-- start of Task data --

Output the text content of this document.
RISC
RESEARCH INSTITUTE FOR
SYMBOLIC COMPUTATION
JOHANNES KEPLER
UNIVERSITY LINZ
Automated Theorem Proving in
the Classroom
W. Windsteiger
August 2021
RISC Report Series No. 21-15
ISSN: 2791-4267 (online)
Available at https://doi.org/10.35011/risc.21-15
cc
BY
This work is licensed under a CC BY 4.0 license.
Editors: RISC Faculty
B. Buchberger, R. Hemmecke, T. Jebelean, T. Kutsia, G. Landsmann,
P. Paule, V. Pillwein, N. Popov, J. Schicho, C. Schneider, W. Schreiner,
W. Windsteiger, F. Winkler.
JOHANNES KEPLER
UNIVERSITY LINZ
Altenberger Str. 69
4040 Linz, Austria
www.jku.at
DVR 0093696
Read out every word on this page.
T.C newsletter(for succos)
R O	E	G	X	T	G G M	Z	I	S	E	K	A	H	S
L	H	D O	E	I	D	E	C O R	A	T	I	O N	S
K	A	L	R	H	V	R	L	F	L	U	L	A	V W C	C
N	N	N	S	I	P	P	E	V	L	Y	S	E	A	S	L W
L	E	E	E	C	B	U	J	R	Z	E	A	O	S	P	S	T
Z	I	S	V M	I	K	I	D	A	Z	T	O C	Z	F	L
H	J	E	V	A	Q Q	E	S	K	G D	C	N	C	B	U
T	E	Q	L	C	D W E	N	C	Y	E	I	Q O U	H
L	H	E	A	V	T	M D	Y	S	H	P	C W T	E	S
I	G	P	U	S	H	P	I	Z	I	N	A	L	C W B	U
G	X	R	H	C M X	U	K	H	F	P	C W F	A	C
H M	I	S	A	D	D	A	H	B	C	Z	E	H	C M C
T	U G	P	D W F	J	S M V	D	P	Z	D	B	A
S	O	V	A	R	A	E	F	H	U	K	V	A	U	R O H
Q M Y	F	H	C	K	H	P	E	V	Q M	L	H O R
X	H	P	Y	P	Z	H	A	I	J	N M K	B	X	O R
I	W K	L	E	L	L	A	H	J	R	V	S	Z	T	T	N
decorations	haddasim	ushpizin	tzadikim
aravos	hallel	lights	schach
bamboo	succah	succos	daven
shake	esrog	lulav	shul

-- end of Task data --
-- start of Task data --

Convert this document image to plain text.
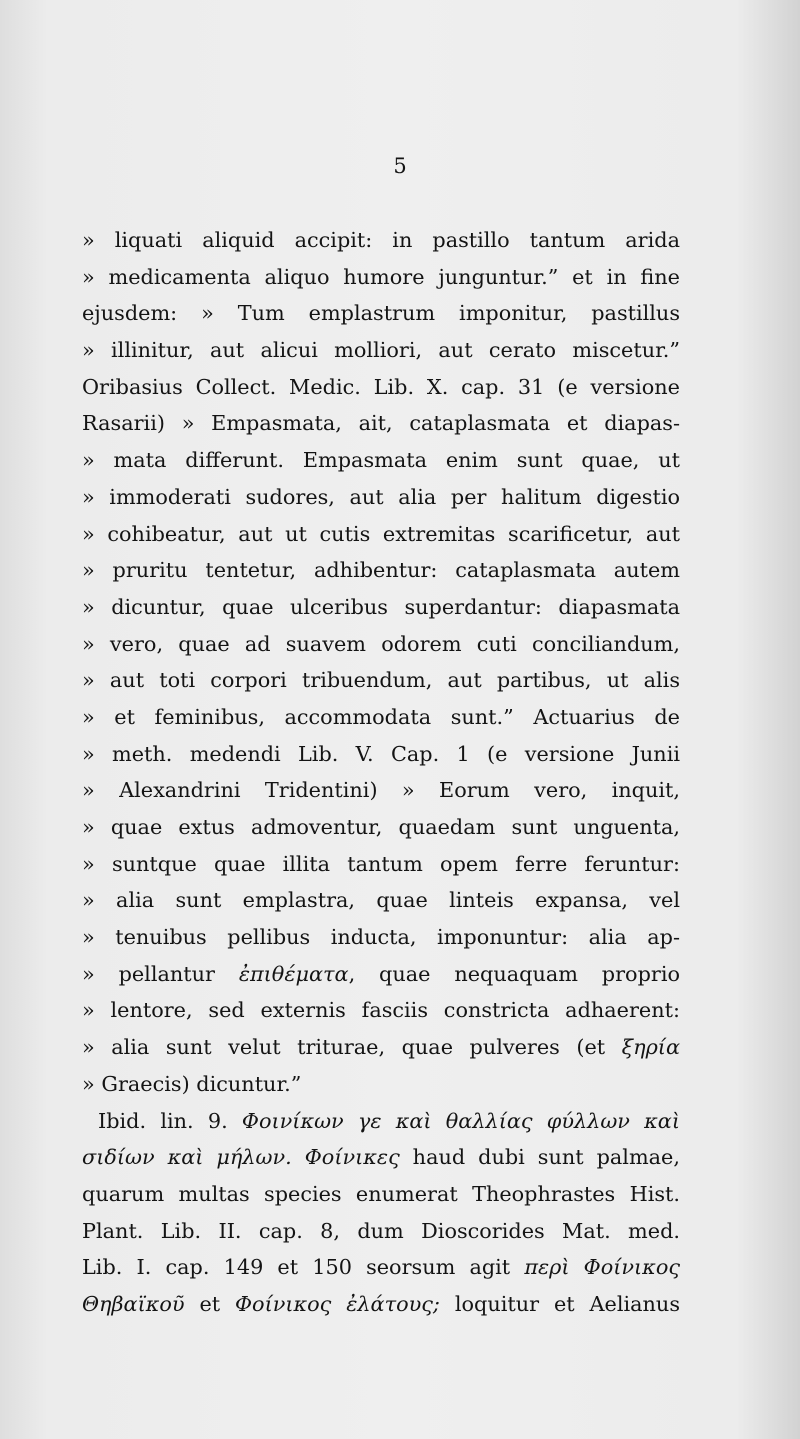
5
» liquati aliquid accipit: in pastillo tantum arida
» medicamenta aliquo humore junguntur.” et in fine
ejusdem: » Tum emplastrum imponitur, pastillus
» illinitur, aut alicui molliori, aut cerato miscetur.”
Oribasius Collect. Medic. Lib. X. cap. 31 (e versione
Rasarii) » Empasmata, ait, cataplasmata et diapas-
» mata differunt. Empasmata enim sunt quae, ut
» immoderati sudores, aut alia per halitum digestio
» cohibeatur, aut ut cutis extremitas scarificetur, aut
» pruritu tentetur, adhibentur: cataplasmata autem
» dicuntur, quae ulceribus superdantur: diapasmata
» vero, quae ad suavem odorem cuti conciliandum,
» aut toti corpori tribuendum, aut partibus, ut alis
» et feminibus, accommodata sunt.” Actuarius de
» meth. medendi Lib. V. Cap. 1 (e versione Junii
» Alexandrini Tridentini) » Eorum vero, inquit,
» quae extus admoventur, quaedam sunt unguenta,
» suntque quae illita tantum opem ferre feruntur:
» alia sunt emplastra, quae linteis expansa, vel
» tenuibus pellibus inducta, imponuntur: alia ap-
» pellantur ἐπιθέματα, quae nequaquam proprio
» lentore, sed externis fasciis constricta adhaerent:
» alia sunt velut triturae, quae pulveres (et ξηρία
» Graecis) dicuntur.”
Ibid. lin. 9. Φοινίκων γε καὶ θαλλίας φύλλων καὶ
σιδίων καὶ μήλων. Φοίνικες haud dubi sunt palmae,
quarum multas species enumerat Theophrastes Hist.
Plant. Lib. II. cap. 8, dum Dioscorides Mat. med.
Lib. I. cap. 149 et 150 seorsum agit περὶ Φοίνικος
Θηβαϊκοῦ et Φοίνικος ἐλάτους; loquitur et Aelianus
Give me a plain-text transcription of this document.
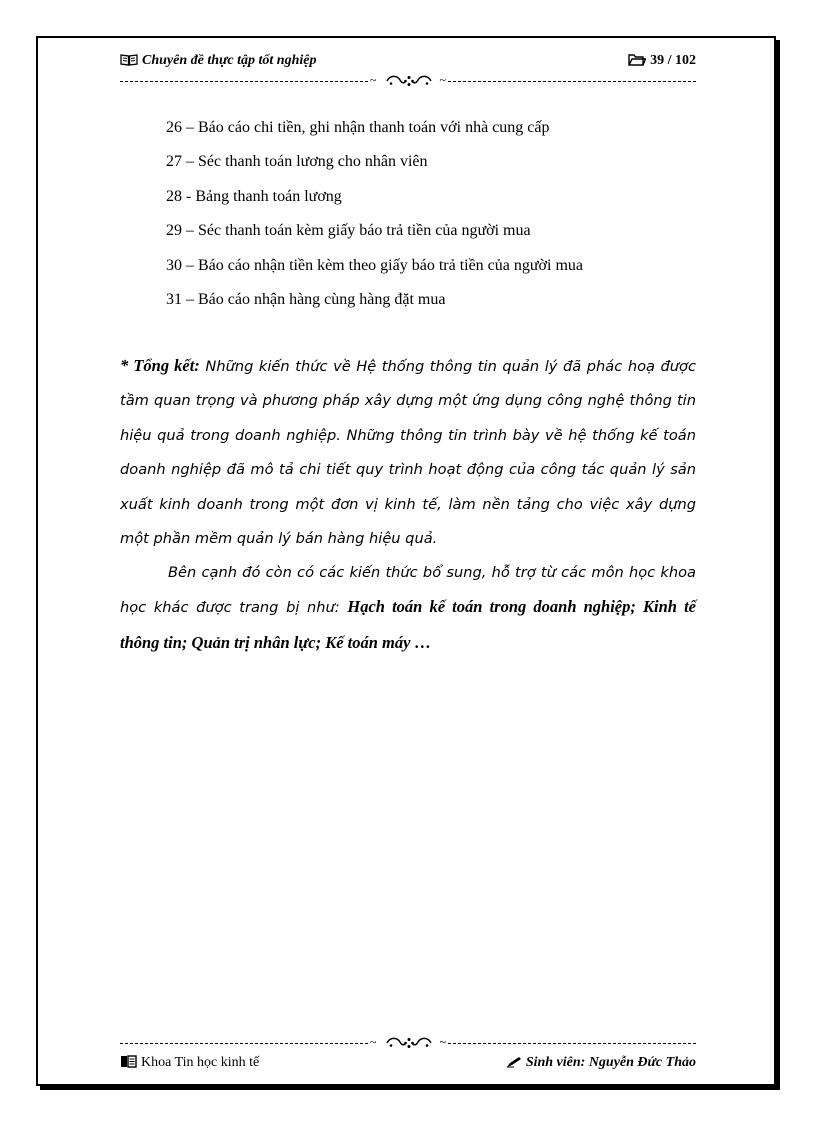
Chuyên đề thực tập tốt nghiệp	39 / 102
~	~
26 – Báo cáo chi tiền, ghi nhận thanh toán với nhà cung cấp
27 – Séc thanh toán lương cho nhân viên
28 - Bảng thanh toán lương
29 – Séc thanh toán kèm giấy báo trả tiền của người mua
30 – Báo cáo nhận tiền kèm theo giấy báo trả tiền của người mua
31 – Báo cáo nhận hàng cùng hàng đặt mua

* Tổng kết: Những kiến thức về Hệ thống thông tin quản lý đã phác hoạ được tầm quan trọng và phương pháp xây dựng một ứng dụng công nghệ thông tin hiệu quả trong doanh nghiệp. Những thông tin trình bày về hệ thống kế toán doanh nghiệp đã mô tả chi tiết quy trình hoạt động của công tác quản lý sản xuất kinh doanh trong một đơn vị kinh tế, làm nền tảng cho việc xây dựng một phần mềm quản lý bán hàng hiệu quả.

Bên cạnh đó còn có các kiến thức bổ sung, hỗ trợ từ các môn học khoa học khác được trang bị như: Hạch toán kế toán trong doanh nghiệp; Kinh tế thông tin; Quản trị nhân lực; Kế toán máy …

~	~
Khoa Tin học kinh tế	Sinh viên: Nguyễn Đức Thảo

-- end of Task data --

• **Requirements**
Read the entries and select each line where the word "nhân" is found.

• **Correct answer**
27 – Séc thanh toán lương cho nhân viên
Bên cạnh đó còn có các kiến thức bổ sung, hỗ trợ từ các môn học khoa học khác được trang bị như: Hạch toán kế toán trong doanh nghiệp; Kinh tế thông tin; Quản trị nhân lực; Kế toán máy …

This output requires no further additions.